§ Exercise goal
Which lines hold the string "text"? Copy every one of them.

§ Available data

◆ ◆ ◆

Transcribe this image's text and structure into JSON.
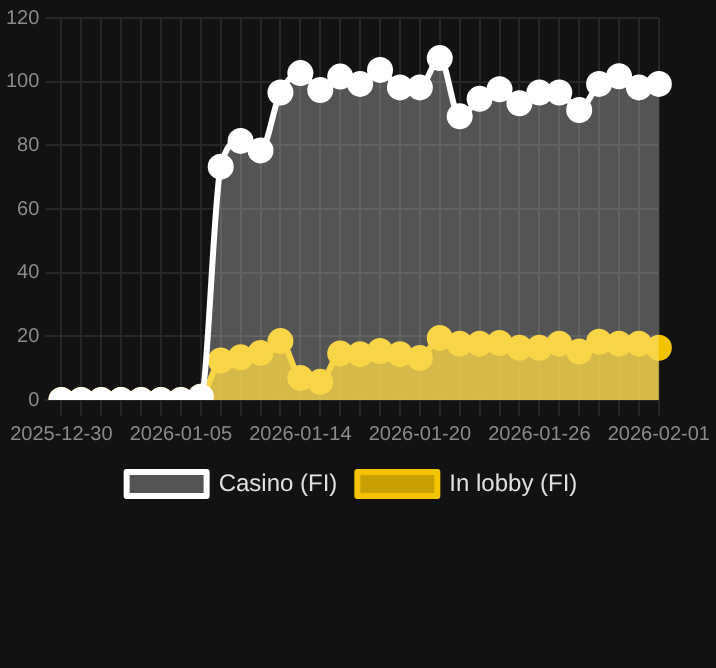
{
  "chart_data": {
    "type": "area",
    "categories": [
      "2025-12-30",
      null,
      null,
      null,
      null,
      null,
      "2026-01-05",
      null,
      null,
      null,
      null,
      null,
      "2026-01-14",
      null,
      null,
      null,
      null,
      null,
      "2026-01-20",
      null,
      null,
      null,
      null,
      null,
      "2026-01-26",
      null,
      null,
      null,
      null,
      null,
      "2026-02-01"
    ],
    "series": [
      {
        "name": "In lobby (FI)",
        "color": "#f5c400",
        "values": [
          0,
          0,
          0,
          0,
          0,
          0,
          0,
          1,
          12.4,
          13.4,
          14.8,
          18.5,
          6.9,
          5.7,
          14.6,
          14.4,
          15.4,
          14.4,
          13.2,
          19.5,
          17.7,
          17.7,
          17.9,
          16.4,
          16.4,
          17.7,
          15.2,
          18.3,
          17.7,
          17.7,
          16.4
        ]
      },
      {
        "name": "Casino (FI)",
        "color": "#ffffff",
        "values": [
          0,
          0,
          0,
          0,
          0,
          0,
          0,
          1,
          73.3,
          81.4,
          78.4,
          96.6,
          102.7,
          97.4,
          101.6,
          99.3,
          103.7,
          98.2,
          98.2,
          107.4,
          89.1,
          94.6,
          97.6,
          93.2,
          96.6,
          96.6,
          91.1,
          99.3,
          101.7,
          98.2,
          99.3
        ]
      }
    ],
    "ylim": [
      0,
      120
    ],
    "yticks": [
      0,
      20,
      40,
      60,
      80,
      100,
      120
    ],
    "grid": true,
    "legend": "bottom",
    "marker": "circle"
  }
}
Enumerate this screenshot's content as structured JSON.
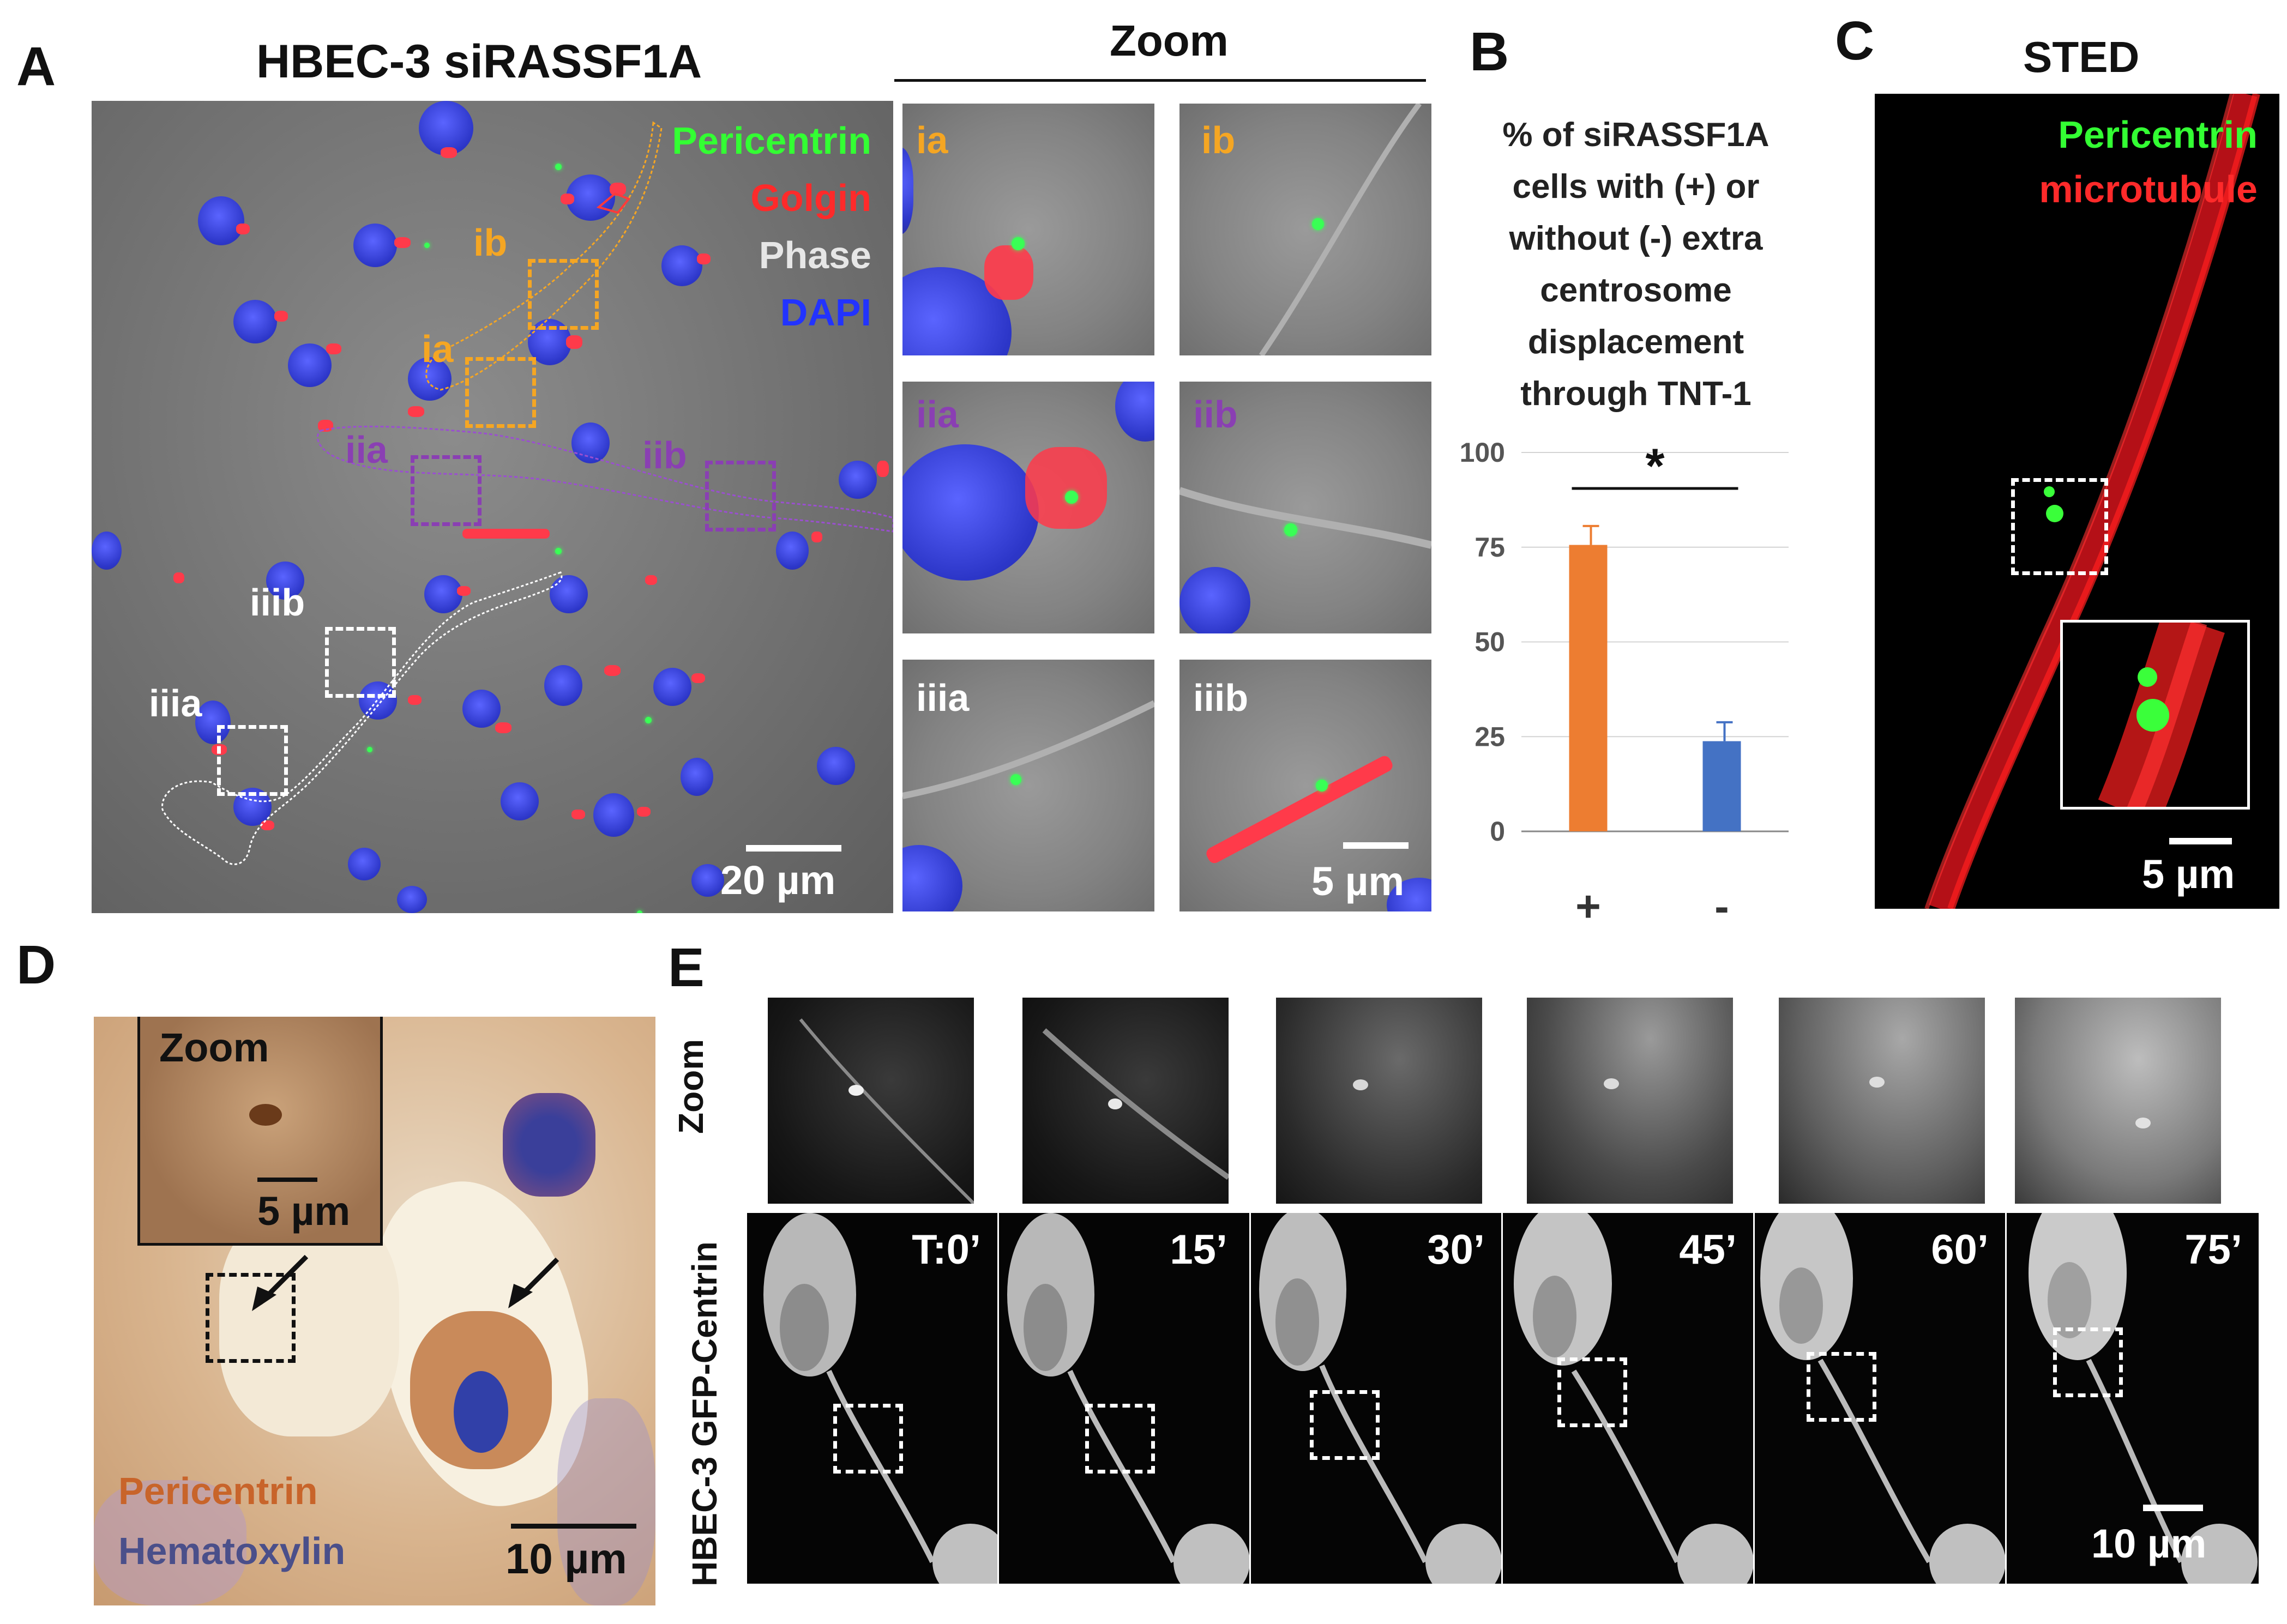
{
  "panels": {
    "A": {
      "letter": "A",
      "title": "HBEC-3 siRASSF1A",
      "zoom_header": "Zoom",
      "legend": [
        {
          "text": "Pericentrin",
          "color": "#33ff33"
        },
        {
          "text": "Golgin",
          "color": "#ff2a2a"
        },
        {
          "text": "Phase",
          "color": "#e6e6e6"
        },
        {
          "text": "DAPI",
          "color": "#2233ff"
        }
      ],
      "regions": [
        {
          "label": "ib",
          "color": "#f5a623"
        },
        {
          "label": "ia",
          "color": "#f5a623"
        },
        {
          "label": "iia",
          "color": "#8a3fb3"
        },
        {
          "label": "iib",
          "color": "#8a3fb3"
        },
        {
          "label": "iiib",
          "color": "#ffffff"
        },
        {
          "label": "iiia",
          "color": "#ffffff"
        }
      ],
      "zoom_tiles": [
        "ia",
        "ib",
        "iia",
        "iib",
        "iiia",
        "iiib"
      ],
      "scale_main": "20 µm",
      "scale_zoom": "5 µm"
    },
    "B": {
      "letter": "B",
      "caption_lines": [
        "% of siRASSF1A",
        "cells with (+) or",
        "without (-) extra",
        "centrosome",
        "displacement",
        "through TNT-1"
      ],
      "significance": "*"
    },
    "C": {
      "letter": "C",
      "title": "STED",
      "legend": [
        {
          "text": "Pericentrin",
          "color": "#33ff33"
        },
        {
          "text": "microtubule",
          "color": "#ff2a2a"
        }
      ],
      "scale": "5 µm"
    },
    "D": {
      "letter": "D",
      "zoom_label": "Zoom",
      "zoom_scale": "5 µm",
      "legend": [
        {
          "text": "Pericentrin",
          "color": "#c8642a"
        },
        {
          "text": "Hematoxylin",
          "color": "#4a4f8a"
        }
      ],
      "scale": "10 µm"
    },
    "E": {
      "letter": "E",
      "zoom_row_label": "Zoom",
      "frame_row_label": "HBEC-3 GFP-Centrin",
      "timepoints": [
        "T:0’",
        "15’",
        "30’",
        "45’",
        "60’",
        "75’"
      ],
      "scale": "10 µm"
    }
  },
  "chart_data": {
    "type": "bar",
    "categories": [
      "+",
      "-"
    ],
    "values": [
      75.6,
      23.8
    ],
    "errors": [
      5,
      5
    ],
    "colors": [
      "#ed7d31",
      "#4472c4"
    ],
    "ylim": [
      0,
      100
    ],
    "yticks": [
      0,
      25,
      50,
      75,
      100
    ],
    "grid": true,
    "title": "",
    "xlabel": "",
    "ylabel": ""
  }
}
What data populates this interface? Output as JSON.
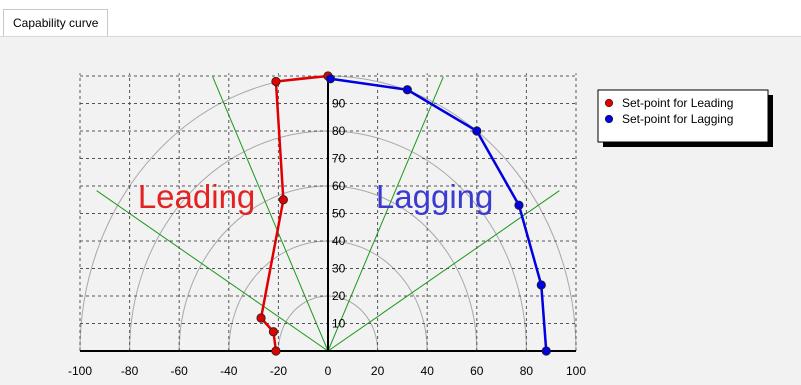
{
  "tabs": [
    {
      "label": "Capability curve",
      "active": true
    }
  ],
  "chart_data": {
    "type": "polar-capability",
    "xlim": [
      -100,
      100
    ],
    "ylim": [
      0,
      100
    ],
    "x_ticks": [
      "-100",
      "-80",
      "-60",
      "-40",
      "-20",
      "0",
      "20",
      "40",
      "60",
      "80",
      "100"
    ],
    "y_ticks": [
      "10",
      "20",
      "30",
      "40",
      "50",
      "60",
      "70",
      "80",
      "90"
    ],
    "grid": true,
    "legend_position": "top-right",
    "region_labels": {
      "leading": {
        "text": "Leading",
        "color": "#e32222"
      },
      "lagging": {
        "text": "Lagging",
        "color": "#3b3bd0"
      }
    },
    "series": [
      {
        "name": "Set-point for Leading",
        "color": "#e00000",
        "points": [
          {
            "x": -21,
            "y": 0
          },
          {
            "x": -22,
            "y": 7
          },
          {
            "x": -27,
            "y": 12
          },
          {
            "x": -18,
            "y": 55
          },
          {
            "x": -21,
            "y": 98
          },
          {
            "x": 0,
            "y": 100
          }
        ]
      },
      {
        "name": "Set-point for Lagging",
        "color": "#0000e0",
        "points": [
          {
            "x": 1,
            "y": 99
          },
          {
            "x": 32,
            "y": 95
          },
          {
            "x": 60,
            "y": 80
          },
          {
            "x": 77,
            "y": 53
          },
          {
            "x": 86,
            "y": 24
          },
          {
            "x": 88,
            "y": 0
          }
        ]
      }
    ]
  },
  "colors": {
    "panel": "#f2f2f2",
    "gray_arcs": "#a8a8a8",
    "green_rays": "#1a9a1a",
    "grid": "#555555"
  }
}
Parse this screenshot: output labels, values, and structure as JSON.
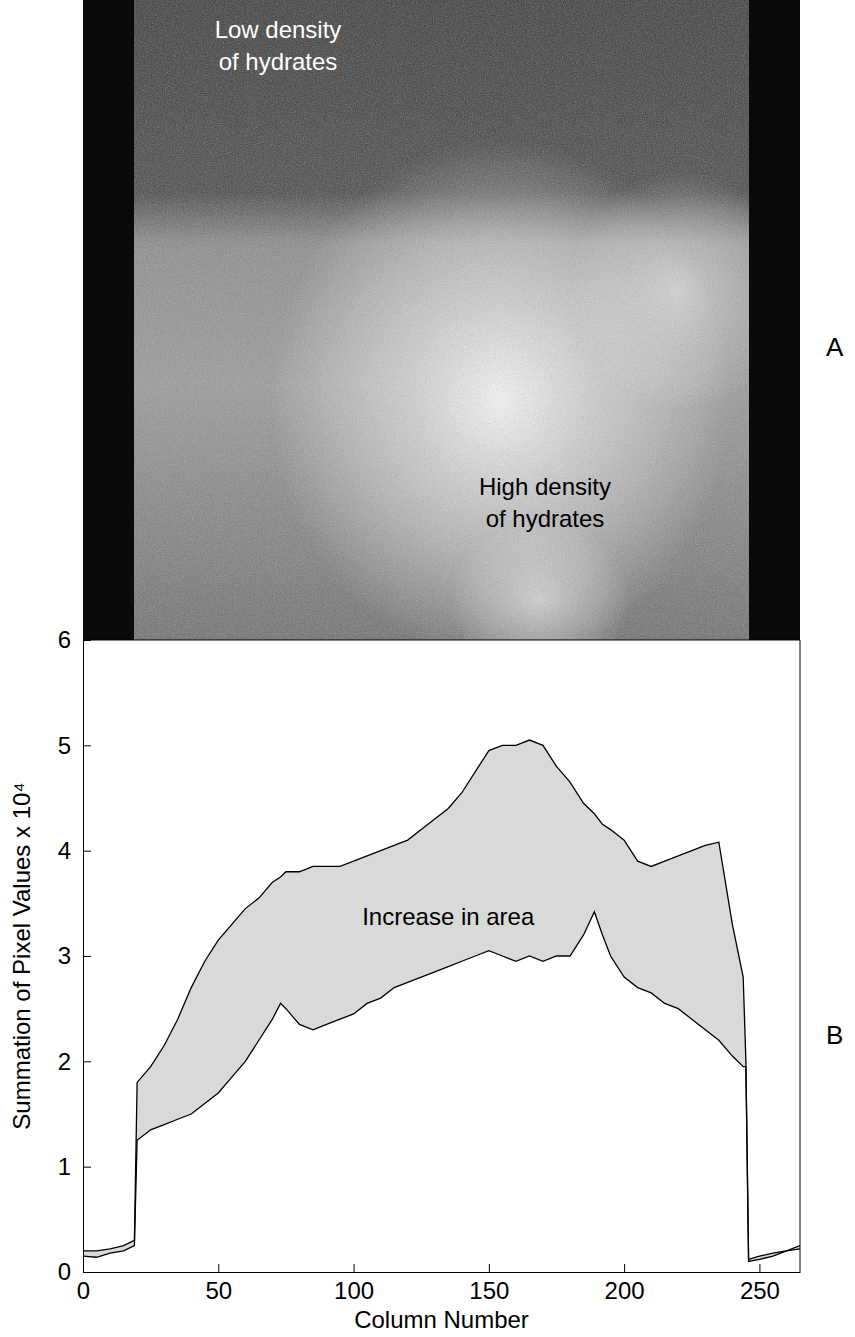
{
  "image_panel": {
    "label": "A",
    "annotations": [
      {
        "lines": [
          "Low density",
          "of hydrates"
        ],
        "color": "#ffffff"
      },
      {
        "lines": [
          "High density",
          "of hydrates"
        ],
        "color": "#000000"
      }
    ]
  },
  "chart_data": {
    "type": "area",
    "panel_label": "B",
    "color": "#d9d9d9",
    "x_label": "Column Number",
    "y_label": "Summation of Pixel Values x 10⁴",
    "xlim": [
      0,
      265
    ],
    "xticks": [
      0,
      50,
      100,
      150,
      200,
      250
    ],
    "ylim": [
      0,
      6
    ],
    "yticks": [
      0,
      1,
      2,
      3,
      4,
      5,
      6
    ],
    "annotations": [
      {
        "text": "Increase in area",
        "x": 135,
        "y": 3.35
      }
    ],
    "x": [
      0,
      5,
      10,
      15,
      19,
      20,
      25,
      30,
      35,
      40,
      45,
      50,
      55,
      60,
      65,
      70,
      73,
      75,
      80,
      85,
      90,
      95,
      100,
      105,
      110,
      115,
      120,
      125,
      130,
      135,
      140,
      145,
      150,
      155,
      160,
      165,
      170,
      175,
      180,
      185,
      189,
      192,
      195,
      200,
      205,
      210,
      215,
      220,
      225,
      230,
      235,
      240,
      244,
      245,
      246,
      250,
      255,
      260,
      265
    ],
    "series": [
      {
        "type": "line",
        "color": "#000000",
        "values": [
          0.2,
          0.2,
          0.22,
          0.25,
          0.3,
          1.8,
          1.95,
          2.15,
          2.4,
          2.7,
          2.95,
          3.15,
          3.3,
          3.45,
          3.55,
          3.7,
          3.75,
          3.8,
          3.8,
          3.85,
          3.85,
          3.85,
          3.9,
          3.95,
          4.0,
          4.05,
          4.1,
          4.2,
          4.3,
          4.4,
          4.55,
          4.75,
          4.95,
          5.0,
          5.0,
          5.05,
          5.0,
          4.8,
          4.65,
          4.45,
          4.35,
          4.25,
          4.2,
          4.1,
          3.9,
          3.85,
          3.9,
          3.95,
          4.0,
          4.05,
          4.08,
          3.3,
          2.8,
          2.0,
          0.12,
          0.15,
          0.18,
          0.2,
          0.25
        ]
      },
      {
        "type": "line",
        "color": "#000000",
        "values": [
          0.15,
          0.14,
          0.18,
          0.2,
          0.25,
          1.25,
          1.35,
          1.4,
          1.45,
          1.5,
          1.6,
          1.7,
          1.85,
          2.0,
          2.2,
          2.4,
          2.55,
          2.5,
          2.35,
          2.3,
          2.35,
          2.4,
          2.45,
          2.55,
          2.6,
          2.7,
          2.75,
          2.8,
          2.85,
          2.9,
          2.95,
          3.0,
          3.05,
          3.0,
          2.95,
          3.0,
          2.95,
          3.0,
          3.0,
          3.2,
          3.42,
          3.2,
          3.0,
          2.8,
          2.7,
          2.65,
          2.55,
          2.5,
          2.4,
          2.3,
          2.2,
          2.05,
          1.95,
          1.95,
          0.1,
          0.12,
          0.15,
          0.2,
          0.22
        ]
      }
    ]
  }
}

◆ ◆ ◆

§ Response to the task
Transcribe this image's text and structure into JSON.
          "text": "Pericentrin",
          "text": "Golgin",
          "text": "Phase",
          "text": "DAPI",
          "text": "Pericentrin",
          "text": "microtubule",
          "text": "Pericentrin",
          "text": "Hematoxylin",
        "text": "Leading",
        "text": "Lagging",
        "text": "Increase in area",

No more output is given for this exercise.